According to the Stanley steelhead passage, why is fishing especially good near the hatcheries in spring? Answer in one to three sentences.

--- start Source passage ---

Stanley, Idaho is world-renowned for its incredible fishing and springtime brings some of the most exciting fishing of the entire year. Huge Steelhead return to Stanley from the Pacific Ocean and draw adventurous anglers along with them. We’ve got everything you need to know to prepare for an epic Steelhead Season in the Sawtooths!

What You Need To Know

A Steelhead is considered to be an river-going rainbow trout that is longer than 20 inches.

Every April, millions of steelhead smolts that have been produced by the Sawtooth Hachery – and Pahsimeroi Hatchery to east of Stanley – are released into the upper Salmon River to begin their long journey to the Pacific Ocean. Along their way, they’ll travel over 900 miles and cross over 8 hydroelectric dams. It’s truly an incredible feat! Once they arrive at the Pacific, they’ll spend 1 to 3 years maturing before beginning the long journey back across 8 dams and into Idaho. (An even more incredible feat!)

Steelhead typically begin to return to their hatchery of birth by about March or April, which makes for excellent fishing in the regions near the hatcheries.  


Where & When Can I Fish?
East Fork to Sawtooth Fish Hatchery (Upstream) is Location Code: LC19

This area runs from the East Fork Salmon River to a posted boundary about 100 yards downstream of the Sawtooth Hatchery.

Spring Season Dates run from January 1 – April 30

Typically, fishing is best – and anglers are most highly concentrated – along the Yankee Fork region and near the Sunbeam Dam in March. The concentration of fish (and anglers) shifts upstream toward Lower Stanley, Sunny Gulch, and the Sawtooth Hatchery in April. We suggest trying a variety of spots according to your comfort level, skill set, and fishing type.

--- end Source passage ---
--- start Data excerpts ---

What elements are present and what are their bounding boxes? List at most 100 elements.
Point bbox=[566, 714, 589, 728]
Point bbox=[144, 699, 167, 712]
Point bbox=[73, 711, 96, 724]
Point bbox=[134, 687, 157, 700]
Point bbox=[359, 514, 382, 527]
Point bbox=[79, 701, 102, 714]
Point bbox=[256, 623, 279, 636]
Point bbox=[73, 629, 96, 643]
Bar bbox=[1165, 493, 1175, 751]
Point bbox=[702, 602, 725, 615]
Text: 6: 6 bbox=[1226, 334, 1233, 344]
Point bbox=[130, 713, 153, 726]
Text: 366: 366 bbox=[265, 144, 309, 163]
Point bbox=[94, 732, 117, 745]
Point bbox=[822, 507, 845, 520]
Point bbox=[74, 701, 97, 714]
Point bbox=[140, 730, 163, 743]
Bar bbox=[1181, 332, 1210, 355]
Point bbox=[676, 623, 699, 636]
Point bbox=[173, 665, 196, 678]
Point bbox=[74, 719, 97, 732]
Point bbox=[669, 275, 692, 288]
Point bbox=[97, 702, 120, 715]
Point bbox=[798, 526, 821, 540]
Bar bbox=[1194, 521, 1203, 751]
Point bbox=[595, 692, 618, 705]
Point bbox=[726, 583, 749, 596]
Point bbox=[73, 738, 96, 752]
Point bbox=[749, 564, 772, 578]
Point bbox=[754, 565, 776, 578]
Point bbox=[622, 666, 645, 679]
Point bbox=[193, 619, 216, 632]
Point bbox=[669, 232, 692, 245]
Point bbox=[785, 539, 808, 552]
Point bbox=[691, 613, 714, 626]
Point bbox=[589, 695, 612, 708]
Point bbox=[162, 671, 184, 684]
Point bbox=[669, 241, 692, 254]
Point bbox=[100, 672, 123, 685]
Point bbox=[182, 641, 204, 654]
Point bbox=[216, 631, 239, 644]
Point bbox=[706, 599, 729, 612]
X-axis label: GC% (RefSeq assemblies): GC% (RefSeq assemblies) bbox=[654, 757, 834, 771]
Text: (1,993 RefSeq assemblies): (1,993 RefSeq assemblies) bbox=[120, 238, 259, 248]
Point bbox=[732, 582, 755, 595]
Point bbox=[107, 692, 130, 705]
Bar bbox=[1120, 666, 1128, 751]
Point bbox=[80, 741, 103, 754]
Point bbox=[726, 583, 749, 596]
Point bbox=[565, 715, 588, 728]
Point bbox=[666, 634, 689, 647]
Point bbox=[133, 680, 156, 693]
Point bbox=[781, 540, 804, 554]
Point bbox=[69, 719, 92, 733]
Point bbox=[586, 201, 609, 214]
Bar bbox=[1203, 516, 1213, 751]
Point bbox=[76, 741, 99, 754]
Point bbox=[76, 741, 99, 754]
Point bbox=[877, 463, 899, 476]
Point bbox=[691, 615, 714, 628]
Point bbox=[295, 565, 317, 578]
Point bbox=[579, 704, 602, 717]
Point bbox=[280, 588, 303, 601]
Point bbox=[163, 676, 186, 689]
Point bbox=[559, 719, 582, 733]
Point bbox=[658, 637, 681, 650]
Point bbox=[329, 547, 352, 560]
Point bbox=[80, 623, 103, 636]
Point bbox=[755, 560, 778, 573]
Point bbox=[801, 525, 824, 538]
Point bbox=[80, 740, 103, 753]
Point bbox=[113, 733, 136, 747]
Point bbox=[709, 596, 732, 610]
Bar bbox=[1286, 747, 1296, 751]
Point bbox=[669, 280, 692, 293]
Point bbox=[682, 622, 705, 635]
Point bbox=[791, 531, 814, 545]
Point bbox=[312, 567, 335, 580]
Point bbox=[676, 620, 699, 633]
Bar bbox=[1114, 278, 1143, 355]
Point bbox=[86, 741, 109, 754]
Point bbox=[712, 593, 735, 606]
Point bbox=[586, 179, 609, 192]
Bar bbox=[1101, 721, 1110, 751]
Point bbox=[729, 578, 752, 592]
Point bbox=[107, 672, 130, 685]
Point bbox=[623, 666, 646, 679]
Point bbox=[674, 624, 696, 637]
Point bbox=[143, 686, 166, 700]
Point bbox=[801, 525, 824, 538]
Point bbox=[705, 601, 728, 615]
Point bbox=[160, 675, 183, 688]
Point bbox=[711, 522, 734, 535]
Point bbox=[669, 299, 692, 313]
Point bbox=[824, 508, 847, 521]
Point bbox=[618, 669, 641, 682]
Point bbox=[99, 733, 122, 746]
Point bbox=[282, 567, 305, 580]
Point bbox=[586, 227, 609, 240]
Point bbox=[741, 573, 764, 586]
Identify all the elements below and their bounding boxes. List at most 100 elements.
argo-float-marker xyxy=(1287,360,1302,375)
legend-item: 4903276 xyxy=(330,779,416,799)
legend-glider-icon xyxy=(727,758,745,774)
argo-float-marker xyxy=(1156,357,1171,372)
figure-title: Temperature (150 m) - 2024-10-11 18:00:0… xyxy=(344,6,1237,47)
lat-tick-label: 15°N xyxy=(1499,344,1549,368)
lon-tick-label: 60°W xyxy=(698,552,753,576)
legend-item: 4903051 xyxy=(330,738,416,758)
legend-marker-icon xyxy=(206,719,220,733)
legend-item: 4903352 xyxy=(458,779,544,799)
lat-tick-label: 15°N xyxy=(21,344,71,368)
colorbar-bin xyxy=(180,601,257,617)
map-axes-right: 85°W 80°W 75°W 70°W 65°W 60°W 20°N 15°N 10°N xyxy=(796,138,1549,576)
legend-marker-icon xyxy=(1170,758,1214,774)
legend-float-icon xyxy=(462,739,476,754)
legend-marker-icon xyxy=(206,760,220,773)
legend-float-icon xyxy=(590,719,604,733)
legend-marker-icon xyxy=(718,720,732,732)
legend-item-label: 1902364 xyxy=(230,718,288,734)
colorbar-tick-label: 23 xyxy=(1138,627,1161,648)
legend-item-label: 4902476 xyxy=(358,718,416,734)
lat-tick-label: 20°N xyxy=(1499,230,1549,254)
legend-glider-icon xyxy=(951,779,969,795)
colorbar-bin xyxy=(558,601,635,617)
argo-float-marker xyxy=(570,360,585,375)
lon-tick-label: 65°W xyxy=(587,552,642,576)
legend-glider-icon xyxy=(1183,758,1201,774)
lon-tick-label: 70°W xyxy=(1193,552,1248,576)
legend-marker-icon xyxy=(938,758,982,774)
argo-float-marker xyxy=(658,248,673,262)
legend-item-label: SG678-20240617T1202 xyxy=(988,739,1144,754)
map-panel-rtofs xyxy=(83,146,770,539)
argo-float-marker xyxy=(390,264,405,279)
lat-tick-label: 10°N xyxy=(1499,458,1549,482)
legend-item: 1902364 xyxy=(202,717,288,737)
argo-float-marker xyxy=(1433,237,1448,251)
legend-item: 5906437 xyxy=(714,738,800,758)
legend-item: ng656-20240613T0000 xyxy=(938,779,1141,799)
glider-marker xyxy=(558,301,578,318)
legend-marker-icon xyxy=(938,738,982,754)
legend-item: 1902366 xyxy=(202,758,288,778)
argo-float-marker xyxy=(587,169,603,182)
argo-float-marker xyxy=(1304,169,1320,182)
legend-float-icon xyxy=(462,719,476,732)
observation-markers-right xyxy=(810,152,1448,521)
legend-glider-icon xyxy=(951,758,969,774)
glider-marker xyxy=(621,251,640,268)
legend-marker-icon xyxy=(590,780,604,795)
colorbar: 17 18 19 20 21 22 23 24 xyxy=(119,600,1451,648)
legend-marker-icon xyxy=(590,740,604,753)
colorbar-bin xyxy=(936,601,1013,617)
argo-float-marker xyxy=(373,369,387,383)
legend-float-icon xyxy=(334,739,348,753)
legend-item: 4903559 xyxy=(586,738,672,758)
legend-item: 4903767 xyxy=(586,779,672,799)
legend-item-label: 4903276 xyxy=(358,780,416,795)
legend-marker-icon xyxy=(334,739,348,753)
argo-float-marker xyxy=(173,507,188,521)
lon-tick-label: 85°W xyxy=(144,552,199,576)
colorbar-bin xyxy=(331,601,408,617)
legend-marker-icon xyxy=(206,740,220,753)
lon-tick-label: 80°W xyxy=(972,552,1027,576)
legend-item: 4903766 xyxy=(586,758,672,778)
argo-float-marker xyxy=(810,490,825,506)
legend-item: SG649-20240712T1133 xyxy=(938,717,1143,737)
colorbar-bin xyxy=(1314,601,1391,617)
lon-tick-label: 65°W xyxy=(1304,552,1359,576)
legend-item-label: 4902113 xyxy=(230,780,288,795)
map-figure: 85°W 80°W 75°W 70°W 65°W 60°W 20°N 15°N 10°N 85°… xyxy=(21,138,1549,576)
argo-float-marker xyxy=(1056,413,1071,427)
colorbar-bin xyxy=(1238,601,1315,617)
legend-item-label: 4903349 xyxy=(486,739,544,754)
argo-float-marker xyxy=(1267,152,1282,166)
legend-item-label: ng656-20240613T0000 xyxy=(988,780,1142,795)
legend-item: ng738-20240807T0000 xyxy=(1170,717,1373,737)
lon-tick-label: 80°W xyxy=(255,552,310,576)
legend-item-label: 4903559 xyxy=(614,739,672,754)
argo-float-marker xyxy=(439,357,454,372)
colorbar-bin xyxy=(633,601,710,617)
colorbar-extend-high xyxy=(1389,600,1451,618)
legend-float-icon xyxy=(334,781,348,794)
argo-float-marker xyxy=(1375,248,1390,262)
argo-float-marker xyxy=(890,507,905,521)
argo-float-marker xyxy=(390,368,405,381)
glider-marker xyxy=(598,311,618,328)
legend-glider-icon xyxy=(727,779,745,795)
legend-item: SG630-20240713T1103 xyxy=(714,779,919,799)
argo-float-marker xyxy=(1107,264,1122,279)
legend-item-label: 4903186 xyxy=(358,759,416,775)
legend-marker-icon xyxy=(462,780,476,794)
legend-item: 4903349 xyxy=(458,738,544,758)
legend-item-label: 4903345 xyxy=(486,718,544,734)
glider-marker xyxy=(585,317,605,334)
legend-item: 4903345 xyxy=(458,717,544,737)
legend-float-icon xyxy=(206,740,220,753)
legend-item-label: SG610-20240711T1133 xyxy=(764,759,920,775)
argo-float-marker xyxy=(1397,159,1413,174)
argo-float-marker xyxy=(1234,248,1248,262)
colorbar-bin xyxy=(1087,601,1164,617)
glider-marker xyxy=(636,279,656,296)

--- end Data excerpts ---

*Solution to the exercise*: Steelhead typically begin returning to the hatchery where they were born by about March or April. That return makes for excellent fishing in the regions near the hatcheries.